### [WHAT IS BEING ASKED]
Each entry below is to be duplicated verbatim.

——

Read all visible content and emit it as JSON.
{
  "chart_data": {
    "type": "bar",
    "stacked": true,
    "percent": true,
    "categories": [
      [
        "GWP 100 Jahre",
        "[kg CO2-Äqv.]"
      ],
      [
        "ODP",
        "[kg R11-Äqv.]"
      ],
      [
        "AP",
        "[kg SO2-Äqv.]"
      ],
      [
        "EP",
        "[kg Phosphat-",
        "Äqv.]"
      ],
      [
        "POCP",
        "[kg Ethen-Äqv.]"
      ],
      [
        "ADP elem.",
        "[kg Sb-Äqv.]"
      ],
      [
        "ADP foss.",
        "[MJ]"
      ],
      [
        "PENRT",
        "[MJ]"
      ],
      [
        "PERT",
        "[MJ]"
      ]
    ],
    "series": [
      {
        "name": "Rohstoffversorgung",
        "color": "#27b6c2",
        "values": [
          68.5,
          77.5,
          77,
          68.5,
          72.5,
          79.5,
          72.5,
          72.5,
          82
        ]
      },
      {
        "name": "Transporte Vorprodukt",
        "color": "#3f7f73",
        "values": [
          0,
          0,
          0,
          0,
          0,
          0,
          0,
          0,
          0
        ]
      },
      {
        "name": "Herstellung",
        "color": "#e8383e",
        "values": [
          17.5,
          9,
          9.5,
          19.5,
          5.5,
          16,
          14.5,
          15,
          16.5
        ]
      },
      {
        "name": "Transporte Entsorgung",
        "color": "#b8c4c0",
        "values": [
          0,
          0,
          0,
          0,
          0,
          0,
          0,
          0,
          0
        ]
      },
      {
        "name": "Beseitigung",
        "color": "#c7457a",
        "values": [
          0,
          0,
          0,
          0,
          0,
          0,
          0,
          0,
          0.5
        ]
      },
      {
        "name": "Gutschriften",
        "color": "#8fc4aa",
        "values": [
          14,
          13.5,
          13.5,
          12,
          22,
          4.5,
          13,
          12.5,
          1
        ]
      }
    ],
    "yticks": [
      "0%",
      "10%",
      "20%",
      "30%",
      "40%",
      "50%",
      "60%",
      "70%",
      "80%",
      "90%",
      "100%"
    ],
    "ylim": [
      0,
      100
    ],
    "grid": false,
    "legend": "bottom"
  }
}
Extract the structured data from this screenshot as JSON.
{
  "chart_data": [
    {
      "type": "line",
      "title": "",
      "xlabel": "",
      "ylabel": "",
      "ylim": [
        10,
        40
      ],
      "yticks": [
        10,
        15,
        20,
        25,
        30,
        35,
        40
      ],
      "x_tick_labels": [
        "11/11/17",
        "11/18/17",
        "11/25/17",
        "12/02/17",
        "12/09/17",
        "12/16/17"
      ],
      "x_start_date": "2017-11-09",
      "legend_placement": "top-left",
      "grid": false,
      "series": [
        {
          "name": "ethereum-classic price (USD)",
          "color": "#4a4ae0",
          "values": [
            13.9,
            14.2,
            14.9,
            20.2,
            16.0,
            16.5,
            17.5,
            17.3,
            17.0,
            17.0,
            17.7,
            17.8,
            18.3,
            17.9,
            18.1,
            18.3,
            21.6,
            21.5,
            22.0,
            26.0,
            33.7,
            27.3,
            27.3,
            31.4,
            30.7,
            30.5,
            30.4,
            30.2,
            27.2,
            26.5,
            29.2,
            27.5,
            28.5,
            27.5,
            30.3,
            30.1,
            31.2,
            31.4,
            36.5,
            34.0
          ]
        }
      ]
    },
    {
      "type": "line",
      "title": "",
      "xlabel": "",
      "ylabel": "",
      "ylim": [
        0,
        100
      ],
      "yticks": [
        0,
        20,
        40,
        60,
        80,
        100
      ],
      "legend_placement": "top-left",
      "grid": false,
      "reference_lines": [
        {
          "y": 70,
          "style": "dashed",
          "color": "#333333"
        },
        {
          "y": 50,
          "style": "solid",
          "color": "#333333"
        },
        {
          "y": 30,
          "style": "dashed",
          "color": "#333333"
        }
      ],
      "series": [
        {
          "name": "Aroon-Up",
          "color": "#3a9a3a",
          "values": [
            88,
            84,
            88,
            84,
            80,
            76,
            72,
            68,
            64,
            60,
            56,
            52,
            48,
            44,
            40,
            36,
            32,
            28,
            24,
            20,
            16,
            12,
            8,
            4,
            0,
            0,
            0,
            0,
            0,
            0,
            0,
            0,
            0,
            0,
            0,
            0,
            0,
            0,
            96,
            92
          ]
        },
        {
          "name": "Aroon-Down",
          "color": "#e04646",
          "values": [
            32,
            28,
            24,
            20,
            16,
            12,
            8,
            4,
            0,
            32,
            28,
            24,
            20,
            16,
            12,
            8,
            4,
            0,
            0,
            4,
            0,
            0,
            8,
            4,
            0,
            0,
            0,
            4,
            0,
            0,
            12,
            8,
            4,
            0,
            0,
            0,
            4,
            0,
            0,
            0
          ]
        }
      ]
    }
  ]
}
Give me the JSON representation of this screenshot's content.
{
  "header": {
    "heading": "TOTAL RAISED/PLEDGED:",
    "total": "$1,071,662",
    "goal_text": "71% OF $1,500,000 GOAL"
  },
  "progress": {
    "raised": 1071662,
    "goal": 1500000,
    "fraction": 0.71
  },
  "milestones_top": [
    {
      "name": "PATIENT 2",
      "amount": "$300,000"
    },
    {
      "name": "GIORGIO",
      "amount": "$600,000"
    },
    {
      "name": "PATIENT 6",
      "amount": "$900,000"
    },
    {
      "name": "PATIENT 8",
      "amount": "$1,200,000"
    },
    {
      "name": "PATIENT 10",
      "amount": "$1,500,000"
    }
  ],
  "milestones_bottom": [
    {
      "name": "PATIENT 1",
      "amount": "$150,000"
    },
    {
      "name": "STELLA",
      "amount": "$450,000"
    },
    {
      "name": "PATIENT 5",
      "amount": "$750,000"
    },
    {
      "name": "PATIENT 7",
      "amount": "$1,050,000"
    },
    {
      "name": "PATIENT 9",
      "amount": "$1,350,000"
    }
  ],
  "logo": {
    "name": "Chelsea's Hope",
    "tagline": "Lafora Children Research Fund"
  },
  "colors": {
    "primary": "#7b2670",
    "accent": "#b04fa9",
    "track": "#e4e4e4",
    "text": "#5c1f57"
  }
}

——

### [FINAL RESULT]
Read all visible content and emit it as JSON.
{
  "chart_data": {
    "type": "bar",
    "stacked": true,
    "percent": true,
    "categories": [
      [
        "GWP 100 Jahre",
        "[kg CO2-Äqv.]"
      ],
      [
        "ODP",
        "[kg R11-Äqv.]"
      ],
      [
        "AP",
        "[kg SO2-Äqv.]"
      ],
      [
        "EP",
        "[kg Phosphat-",
        "Äqv.]"
      ],
      [
        "POCP",
        "[kg Ethen-Äqv.]"
      ],
      [
        "ADP elem.",
        "[kg Sb-Äqv.]"
      ],
      [
        "ADP foss.",
        "[MJ]"
      ],
      [
        "PENRT",
        "[MJ]"
      ],
      [
        "PERT",
        "[MJ]"
      ]
    ],
    "series": [
      {
        "name": "Rohstoffversorgung",
        "color": "#27b6c2",
        "values": [
          68.5,
          77.5,
          77,
          68.5,
          72.5,
          79.5,
          72.5,
          72.5,
          82
        ]
      },
      {
        "name": "Transporte Vorprodukt",
        "color": "#3f7f73",
        "values": [
          0,
          0,
          0,
          0,
          0,
          0,
          0,
          0,
          0
        ]
      },
      {
        "name": "Herstellung",
        "color": "#e8383e",
        "values": [
          17.5,
          9,
          9.5,
          19.5,
          5.5,
          16,
          14.5,
          15,
          16.5
        ]
      },
      {
        "name": "Transporte Entsorgung",
        "color": "#b8c4c0",
        "values": [
          0,
          0,
          0,
          0,
          0,
          0,
          0,
          0,
          0
        ]
      },
      {
        "name": "Beseitigung",
        "color": "#c7457a",
        "values": [
          0,
          0,
          0,
          0,
          0,
          0,
          0,
          0,
          0.5
        ]
      },
      {
        "name": "Gutschriften",
        "color": "#8fc4aa",
        "values": [
          14,
          13.5,
          13.5,
          12,
          22,
          4.5,
          13,
          12.5,
          1
        ]
      }
    ],
    "yticks": [
      "0%",
      "10%",
      "20%",
      "30%",
      "40%",
      "50%",
      "60%",
      "70%",
      "80%",
      "90%",
      "100%"
    ],
    "ylim": [
      0,
      100
    ],
    "grid": false,
    "legend": "bottom"
  }
}
Extract the structured data from this screenshot as JSON.
{
  "chart_data": [
    {
      "type": "line",
      "title": "",
      "xlabel": "",
      "ylabel": "",
      "ylim": [
        10,
        40
      ],
      "yticks": [
        10,
        15,
        20,
        25,
        30,
        35,
        40
      ],
      "x_tick_labels": [
        "11/11/17",
        "11/18/17",
        "11/25/17",
        "12/02/17",
        "12/09/17",
        "12/16/17"
      ],
      "x_start_date": "2017-11-09",
      "legend_placement": "top-left",
      "grid": false,
      "series": [
        {
          "name": "ethereum-classic price (USD)",
          "color": "#4a4ae0",
          "values": [
            13.9,
            14.2,
            14.9,
            20.2,
            16.0,
            16.5,
            17.5,
            17.3,
            17.0,
            17.0,
            17.7,
            17.8,
            18.3,
            17.9,
            18.1,
            18.3,
            21.6,
            21.5,
            22.0,
            26.0,
            33.7,
            27.3,
            27.3,
            31.4,
            30.7,
            30.5,
            30.4,
            30.2,
            27.2,
            26.5,
            29.2,
            27.5,
            28.5,
            27.5,
            30.3,
            30.1,
            31.2,
            31.4,
            36.5,
            34.0
          ]
        }
      ]
    },
    {
      "type": "line",
      "title": "",
      "xlabel": "",
      "ylabel": "",
      "ylim": [
        0,
        100
      ],
      "yticks": [
        0,
        20,
        40,
        60,
        80,
        100
      ],
      "legend_placement": "top-left",
      "grid": false,
      "reference_lines": [
        {
          "y": 70,
          "style": "dashed",
          "color": "#333333"
        },
        {
          "y": 50,
          "style": "solid",
          "color": "#333333"
        },
        {
          "y": 30,
          "style": "dashed",
          "color": "#333333"
        }
      ],
      "series": [
        {
          "name": "Aroon-Up",
          "color": "#3a9a3a",
          "values": [
            88,
            84,
            88,
            84,
            80,
            76,
            72,
            68,
            64,
            60,
            56,
            52,
            48,
            44,
            40,
            36,
            32,
            28,
            24,
            20,
            16,
            12,
            8,
            4,
            0,
            0,
            0,
            0,
            0,
            0,
            0,
            0,
            0,
            0,
            0,
            0,
            0,
            0,
            96,
            92
          ]
        },
        {
          "name": "Aroon-Down",
          "color": "#e04646",
          "values": [
            32,
            28,
            24,
            20,
            16,
            12,
            8,
            4,
            0,
            32,
            28,
            24,
            20,
            16,
            12,
            8,
            4,
            0,
            0,
            4,
            0,
            0,
            8,
            4,
            0,
            0,
            0,
            4,
            0,
            0,
            12,
            8,
            4,
            0,
            0,
            0,
            4,
            0,
            0,
            0
          ]
        }
      ]
    }
  ]
}
Give me the JSON representation of this screenshot's content.
{
  "header": {
    "heading": "TOTAL RAISED/PLEDGED:",
    "total": "$1,071,662",
    "goal_text": "71% OF $1,500,000 GOAL"
  },
  "progress": {
    "raised": 1071662,
    "goal": 1500000,
    "fraction": 0.71
  },
  "milestones_top": [
    {
      "name": "PATIENT 2",
      "amount": "$300,000"
    },
    {
      "name": "GIORGIO",
      "amount": "$600,000"
    },
    {
      "name": "PATIENT 6",
      "amount": "$900,000"
    },
    {
      "name": "PATIENT 8",
      "amount": "$1,200,000"
    },
    {
      "name": "PATIENT 10",
      "amount": "$1,500,000"
    }
  ],
  "milestones_bottom": [
    {
      "name": "PATIENT 1",
      "amount": "$150,000"
    },
    {
      "name": "STELLA",
      "amount": "$450,000"
    },
    {
      "name": "PATIENT 5",
      "amount": "$750,000"
    },
    {
      "name": "PATIENT 7",
      "amount": "$1,050,000"
    },
    {
      "name": "PATIENT 9",
      "amount": "$1,350,000"
    }
  ],
  "logo": {
    "name": "Chelsea's Hope",
    "tagline": "Lafora Children Research Fund"
  },
  "colors": {
    "primary": "#7b2670",
    "accent": "#b04fa9",
    "track": "#e4e4e4",
    "text": "#5c1f57"
  }
}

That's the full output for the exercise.